■ Work to do:
Look through the data below and return each line where "this" appears.

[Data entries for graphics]
Begin

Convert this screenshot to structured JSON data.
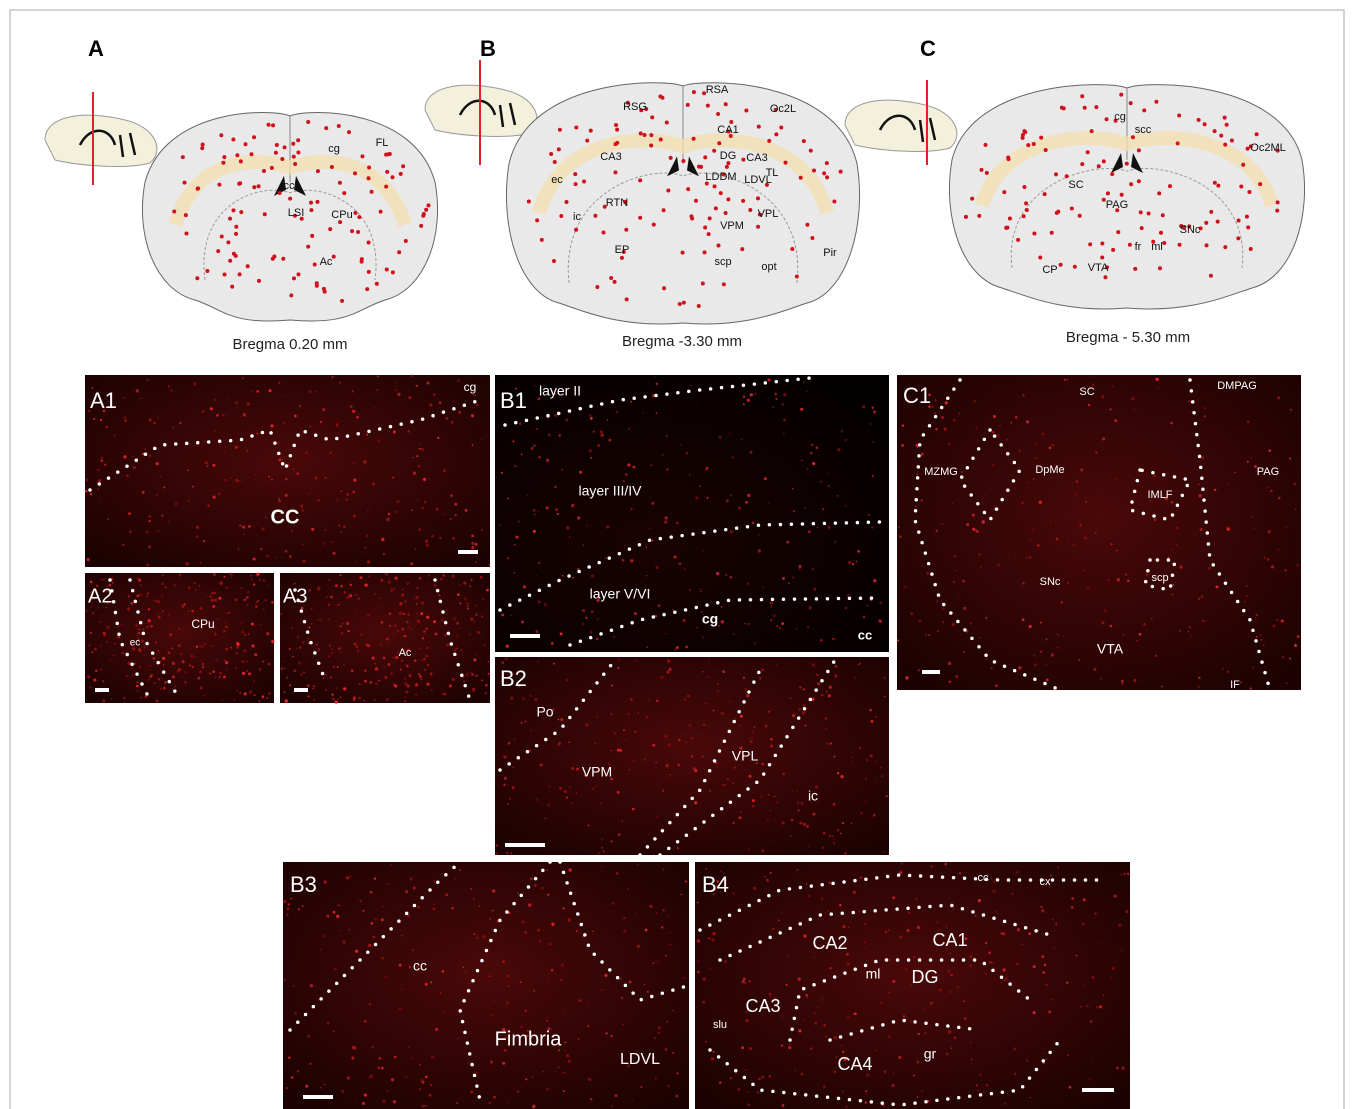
{
  "panels": [
    {
      "label": "A",
      "caption": "Bregma 0.20 mm",
      "regions": [
        "cg",
        "FL",
        "cc",
        "LSI",
        "CPu",
        "Ac"
      ]
    },
    {
      "label": "B",
      "caption": "Bregma -3.30 mm",
      "regions": [
        "RSA",
        "RSG",
        "Oc2L",
        "CA1",
        "CA3",
        "DG",
        "CA3",
        "ec",
        "TL",
        "LDDM",
        "LDVL",
        "RTN",
        "ic",
        "VPL",
        "VPM",
        "EP",
        "scp",
        "opt",
        "Pir"
      ]
    },
    {
      "label": "C",
      "caption": "Bregma - 5.30 mm",
      "regions": [
        "cg",
        "scc",
        "Oc2ML",
        "SC",
        "PAG",
        "SNc",
        "fr",
        "ml",
        "CP",
        "VTA"
      ]
    }
  ],
  "micrographs": [
    {
      "label": "A1",
      "regions": [
        "cg",
        "CC"
      ]
    },
    {
      "label": "A2",
      "regions": [
        "ec",
        "CPu"
      ]
    },
    {
      "label": "A3",
      "regions": [
        "Ac"
      ]
    },
    {
      "label": "B1",
      "regions": [
        "layer II",
        "layer III/IV",
        "layer V/VI",
        "cg",
        "cc"
      ]
    },
    {
      "label": "B2",
      "regions": [
        "Po",
        "VPM",
        "VPL",
        "ic"
      ]
    },
    {
      "label": "C1",
      "regions": [
        "SC",
        "DMPAG",
        "MZMG",
        "DpMe",
        "PAG",
        "IMLF",
        "scp",
        "SNc",
        "VTA",
        "IF"
      ]
    },
    {
      "label": "B3",
      "regions": [
        "cc",
        "Fimbria",
        "LDVL"
      ]
    },
    {
      "label": "B4",
      "regions": [
        "cc",
        "cx",
        "CA2",
        "CA1",
        "ml",
        "DG",
        "CA3",
        "slu",
        "CA4",
        "gr"
      ]
    }
  ]
}
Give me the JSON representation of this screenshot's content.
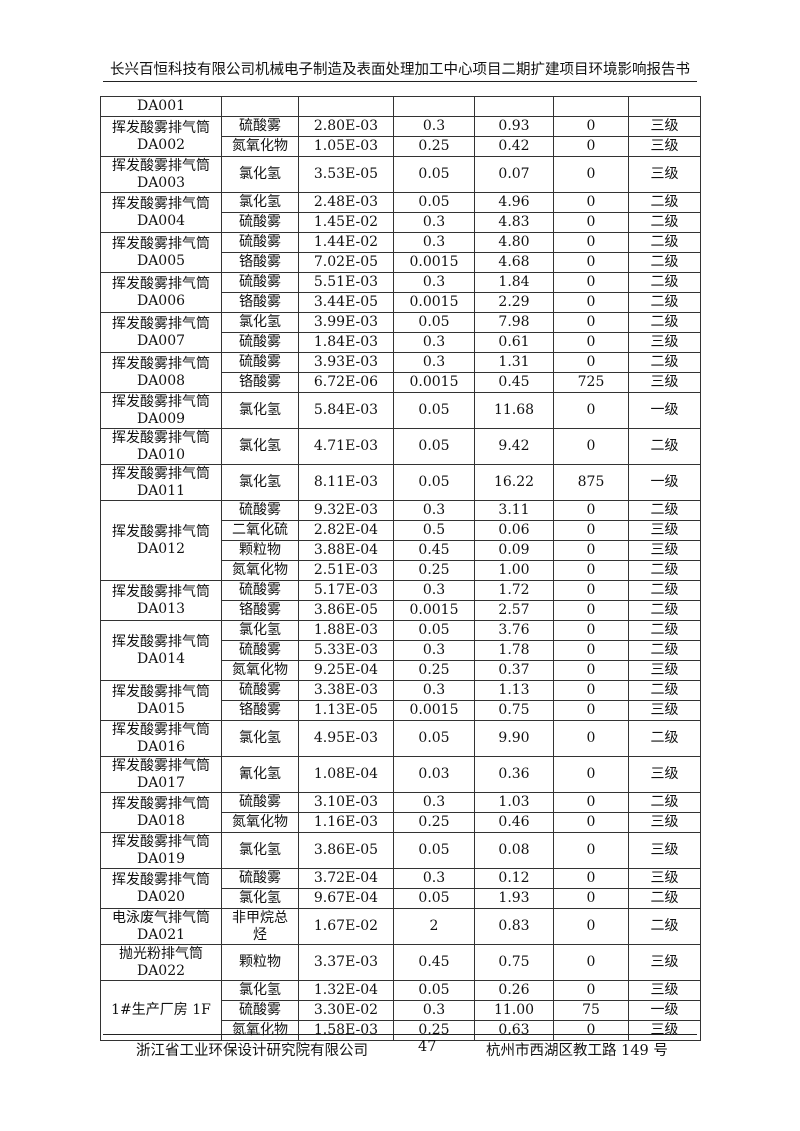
{
  "header": {
    "title": "长兴百恒科技有限公司机械电子制造及表面处理加工中心项目二期扩建项目环境影响报告书"
  },
  "table": {
    "groups": [
      {
        "source": "DA001",
        "rows": [
          [
            "",
            "",
            "",
            "",
            "",
            ""
          ]
        ]
      },
      {
        "source": "挥发酸雾排气筒DA002",
        "rows": [
          [
            "硫酸雾",
            "2.80E-03",
            "0.3",
            "0.93",
            "0",
            "三级"
          ],
          [
            "氮氧化物",
            "1.05E-03",
            "0.25",
            "0.42",
            "0",
            "三级"
          ]
        ]
      },
      {
        "source": "挥发酸雾排气筒DA003",
        "rows": [
          [
            "氯化氢",
            "3.53E-05",
            "0.05",
            "0.07",
            "0",
            "三级"
          ]
        ]
      },
      {
        "source": "挥发酸雾排气筒DA004",
        "rows": [
          [
            "氯化氢",
            "2.48E-03",
            "0.05",
            "4.96",
            "0",
            "二级"
          ],
          [
            "硫酸雾",
            "1.45E-02",
            "0.3",
            "4.83",
            "0",
            "二级"
          ]
        ]
      },
      {
        "source": "挥发酸雾排气筒DA005",
        "rows": [
          [
            "硫酸雾",
            "1.44E-02",
            "0.3",
            "4.80",
            "0",
            "二级"
          ],
          [
            "铬酸雾",
            "7.02E-05",
            "0.0015",
            "4.68",
            "0",
            "二级"
          ]
        ]
      },
      {
        "source": "挥发酸雾排气筒DA006",
        "rows": [
          [
            "硫酸雾",
            "5.51E-03",
            "0.3",
            "1.84",
            "0",
            "二级"
          ],
          [
            "铬酸雾",
            "3.44E-05",
            "0.0015",
            "2.29",
            "0",
            "二级"
          ]
        ]
      },
      {
        "source": "挥发酸雾排气筒DA007",
        "rows": [
          [
            "氯化氢",
            "3.99E-03",
            "0.05",
            "7.98",
            "0",
            "二级"
          ],
          [
            "硫酸雾",
            "1.84E-03",
            "0.3",
            "0.61",
            "0",
            "三级"
          ]
        ]
      },
      {
        "source": "挥发酸雾排气筒DA008",
        "rows": [
          [
            "硫酸雾",
            "3.93E-03",
            "0.3",
            "1.31",
            "0",
            "二级"
          ],
          [
            "铬酸雾",
            "6.72E-06",
            "0.0015",
            "0.45",
            "725",
            "三级"
          ]
        ]
      },
      {
        "source": "挥发酸雾排气筒DA009",
        "rows": [
          [
            "氯化氢",
            "5.84E-03",
            "0.05",
            "11.68",
            "0",
            "一级"
          ]
        ]
      },
      {
        "source": "挥发酸雾排气筒DA010",
        "rows": [
          [
            "氯化氢",
            "4.71E-03",
            "0.05",
            "9.42",
            "0",
            "二级"
          ]
        ]
      },
      {
        "source": "挥发酸雾排气筒DA011",
        "rows": [
          [
            "氯化氢",
            "8.11E-03",
            "0.05",
            "16.22",
            "875",
            "一级"
          ]
        ]
      },
      {
        "source": "挥发酸雾排气筒DA012",
        "rows": [
          [
            "硫酸雾",
            "9.32E-03",
            "0.3",
            "3.11",
            "0",
            "二级"
          ],
          [
            "二氧化硫",
            "2.82E-04",
            "0.5",
            "0.06",
            "0",
            "三级"
          ],
          [
            "颗粒物",
            "3.88E-04",
            "0.45",
            "0.09",
            "0",
            "三级"
          ],
          [
            "氮氧化物",
            "2.51E-03",
            "0.25",
            "1.00",
            "0",
            "二级"
          ]
        ]
      },
      {
        "source": "挥发酸雾排气筒DA013",
        "rows": [
          [
            "硫酸雾",
            "5.17E-03",
            "0.3",
            "1.72",
            "0",
            "二级"
          ],
          [
            "铬酸雾",
            "3.86E-05",
            "0.0015",
            "2.57",
            "0",
            "二级"
          ]
        ]
      },
      {
        "source": "挥发酸雾排气筒DA014",
        "rows": [
          [
            "氯化氢",
            "1.88E-03",
            "0.05",
            "3.76",
            "0",
            "二级"
          ],
          [
            "硫酸雾",
            "5.33E-03",
            "0.3",
            "1.78",
            "0",
            "二级"
          ],
          [
            "氮氧化物",
            "9.25E-04",
            "0.25",
            "0.37",
            "0",
            "三级"
          ]
        ]
      },
      {
        "source": "挥发酸雾排气筒DA015",
        "rows": [
          [
            "硫酸雾",
            "3.38E-03",
            "0.3",
            "1.13",
            "0",
            "二级"
          ],
          [
            "铬酸雾",
            "1.13E-05",
            "0.0015",
            "0.75",
            "0",
            "三级"
          ]
        ]
      },
      {
        "source": "挥发酸雾排气筒DA016",
        "rows": [
          [
            "氯化氢",
            "4.95E-03",
            "0.05",
            "9.90",
            "0",
            "二级"
          ]
        ]
      },
      {
        "source": "挥发酸雾排气筒DA017",
        "rows": [
          [
            "氰化氢",
            "1.08E-04",
            "0.03",
            "0.36",
            "0",
            "三级"
          ]
        ]
      },
      {
        "source": "挥发酸雾排气筒DA018",
        "rows": [
          [
            "硫酸雾",
            "3.10E-03",
            "0.3",
            "1.03",
            "0",
            "二级"
          ],
          [
            "氮氧化物",
            "1.16E-03",
            "0.25",
            "0.46",
            "0",
            "三级"
          ]
        ]
      },
      {
        "source": "挥发酸雾排气筒DA019",
        "rows": [
          [
            "氯化氢",
            "3.86E-05",
            "0.05",
            "0.08",
            "0",
            "三级"
          ]
        ]
      },
      {
        "source": "挥发酸雾排气筒DA020",
        "rows": [
          [
            "硫酸雾",
            "3.72E-04",
            "0.3",
            "0.12",
            "0",
            "三级"
          ],
          [
            "氯化氢",
            "9.67E-04",
            "0.05",
            "1.93",
            "0",
            "二级"
          ]
        ]
      },
      {
        "source": "电泳废气排气筒DA021",
        "rows": [
          [
            "非甲烷总烃",
            "1.67E-02",
            "2",
            "0.83",
            "0",
            "二级"
          ]
        ]
      },
      {
        "source": "抛光粉排气筒DA022",
        "rows": [
          [
            "颗粒物",
            "3.37E-03",
            "0.45",
            "0.75",
            "0",
            "三级"
          ]
        ]
      },
      {
        "source": "1#生产厂房 1F",
        "rows": [
          [
            "氯化氢",
            "1.32E-04",
            "0.05",
            "0.26",
            "0",
            "三级"
          ],
          [
            "硫酸雾",
            "3.30E-02",
            "0.3",
            "11.00",
            "75",
            "一级"
          ],
          [
            "氮氧化物",
            "1.58E-03",
            "0.25",
            "0.63",
            "0",
            "三级"
          ]
        ]
      }
    ]
  },
  "footer": {
    "org": "浙江省工业环保设计研究院有限公司",
    "page": "47",
    "address": "杭州市西湖区教工路 149 号"
  }
}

End

■ Problem solution:
Convert this screenshot to structured JSON data.
Give me the JSON representation of this screenshot's content.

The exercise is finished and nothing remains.